• [TO DO]: Output the full listing below exactly as it reads, and skip anything that is a picture.

• [DATA SHOWN]:
◇ ◇ ◇ ◇ ◇ ◇ ◇
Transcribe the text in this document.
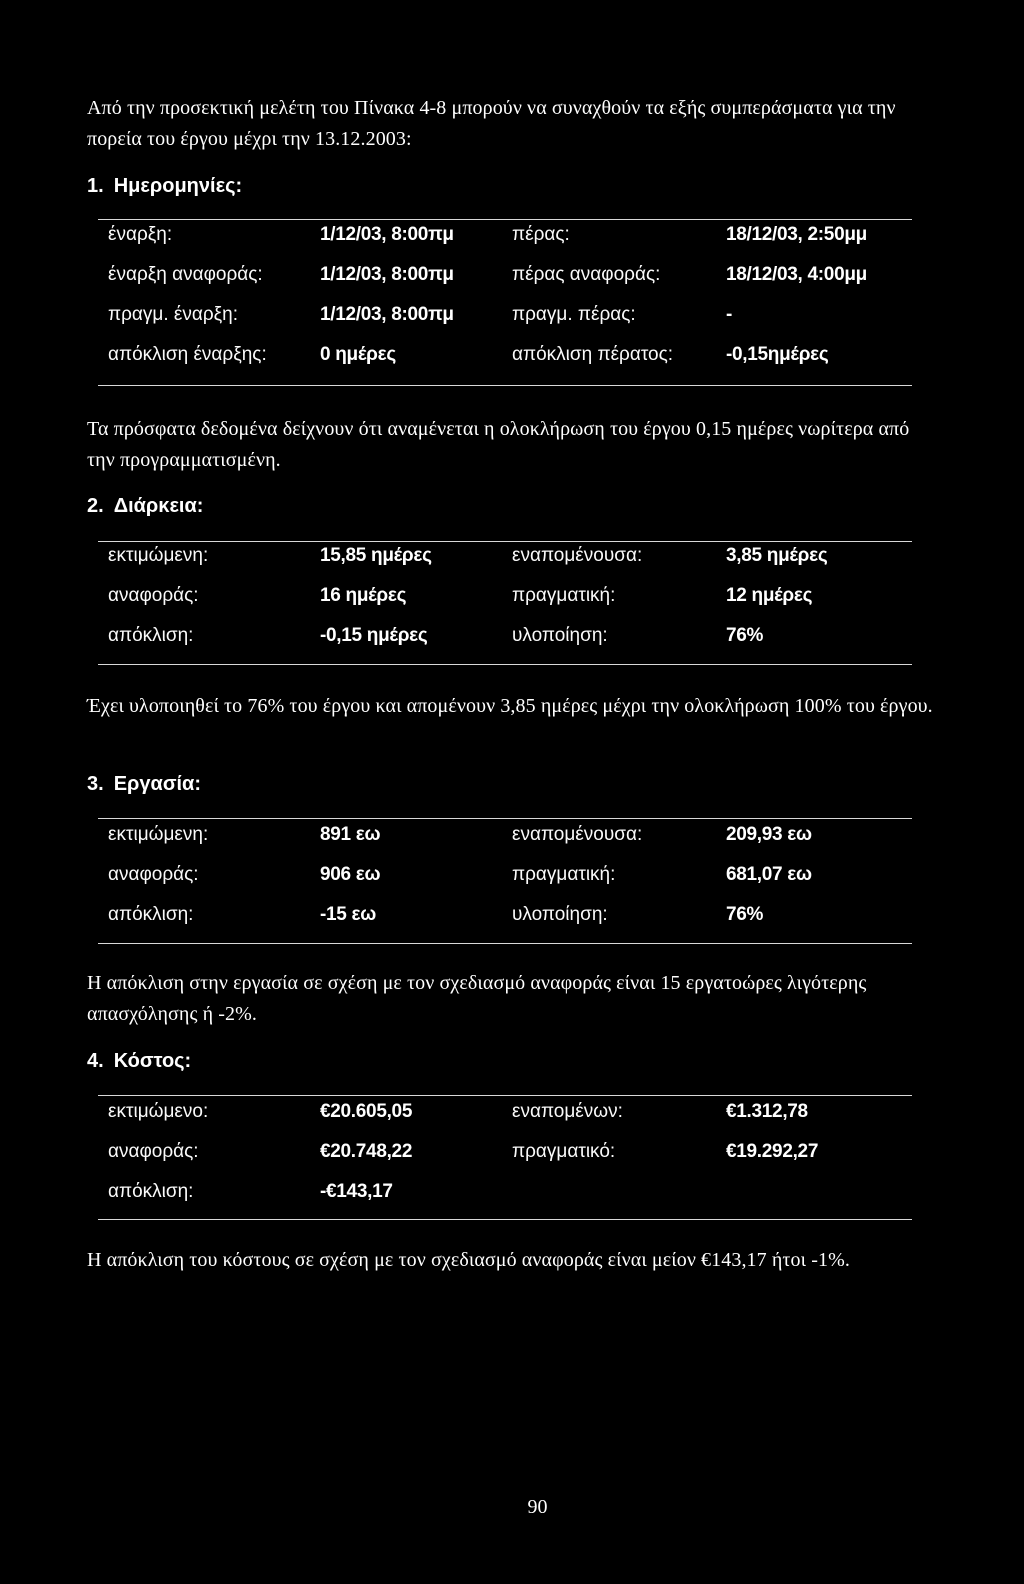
Από την προσεκτική μελέτη του Πίνακα 4-8 μπορούν να συναχθούν τα εξής συμπεράσματα για την πορεία του έργου μέχρι την 13.12.2003:
1. Ημερομηνίες:
έναρξη:	1/12/03, 8:00πμ	πέρας:	18/12/03, 2:50μμ
έναρξη αναφοράς:	1/12/03, 8:00πμ	πέρας αναφοράς:	18/12/03, 4:00μμ
πραγμ. έναρξη:	1/12/03, 8:00πμ	πραγμ. πέρας:	-
απόκλιση έναρξης:	0 ημέρες	απόκλιση πέρατος:	-0,15ημέρες
Τα πρόσφατα δεδομένα δείχνουν ότι αναμένεται η ολοκλήρωση του έργου 0,15 ημέρες νωρίτερα από την προγραμματισμένη.
2. Διάρκεια:
εκτιμώμενη:	15,85 ημέρες	εναπομένουσα:	3,85 ημέρες
αναφοράς:	16 ημέρες	πραγματική:	12 ημέρες
απόκλιση:	-0,15 ημέρες	υλοποίηση:	76%
Έχει υλοποιηθεί το 76% του έργου και απομένουν 3,85 ημέρες μέχρι την ολοκλήρωση 100% του έργου.
3. Εργασία:
εκτιμώμενη:	891 εω	εναπομένουσα:	209,93 εω
αναφοράς:	906 εω	πραγματική:	681,07 εω
απόκλιση:	-15 εω	υλοποίηση:	76%
Η απόκλιση στην εργασία σε σχέση με τον σχεδιασμό αναφοράς είναι 15 εργατοώρες λιγότερης απασχόλησης ή -2%.
4. Κόστος:
εκτιμώμενο:	€20.605,05	εναπομένων:	€1.312,78
αναφοράς:	€20.748,22	πραγματικό:	€19.292,27
απόκλιση:	-€143,17
Η απόκλιση του κόστους σε σχέση με τον σχεδιασμό αναφοράς είναι μείον €143,17 ήτοι -1%.
90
◇ ◇ ◇ ◇ ◇ ◇ ◇
• [FINAL RESULT]:
Transcribe the text in this document.
Από την προσεκτική μελέτη του Πίνακα 4-8 μπορούν να συναχθούν τα εξής συμπεράσματα για την πορεία του έργου μέχρι την 13.12.2003:
1. Ημερομηνίες:
έναρξη:	1/12/03, 8:00πμ	πέρας:	18/12/03, 2:50μμ
έναρξη αναφοράς:	1/12/03, 8:00πμ	πέρας αναφοράς:	18/12/03, 4:00μμ
πραγμ. έναρξη:	1/12/03, 8:00πμ	πραγμ. πέρας:	-
απόκλιση έναρξης:	0 ημέρες	απόκλιση πέρατος:	-0,15ημέρες
Τα πρόσφατα δεδομένα δείχνουν ότι αναμένεται η ολοκλήρωση του έργου 0,15 ημέρες νωρίτερα από την προγραμματισμένη.
2. Διάρκεια:
εκτιμώμενη:	15,85 ημέρες	εναπομένουσα:	3,85 ημέρες
αναφοράς:	16 ημέρες	πραγματική:	12 ημέρες
απόκλιση:	-0,15 ημέρες	υλοποίηση:	76%
Έχει υλοποιηθεί το 76% του έργου και απομένουν 3,85 ημέρες μέχρι την ολοκλήρωση 100% του έργου.
3. Εργασία:
εκτιμώμενη:	891 εω	εναπομένουσα:	209,93 εω
αναφοράς:	906 εω	πραγματική:	681,07 εω
απόκλιση:	-15 εω	υλοποίηση:	76%
Η απόκλιση στην εργασία σε σχέση με τον σχεδιασμό αναφοράς είναι 15 εργατοώρες λιγότερης απασχόλησης ή -2%.
4. Κόστος:
εκτιμώμενο:	€20.605,05	εναπομένων:	€1.312,78
αναφοράς:	€20.748,22	πραγματικό:	€19.292,27
απόκλιση:	-€143,17
Η απόκλιση του κόστους σε σχέση με τον σχεδιασμό αναφοράς είναι μείον €143,17 ήτοι -1%.
90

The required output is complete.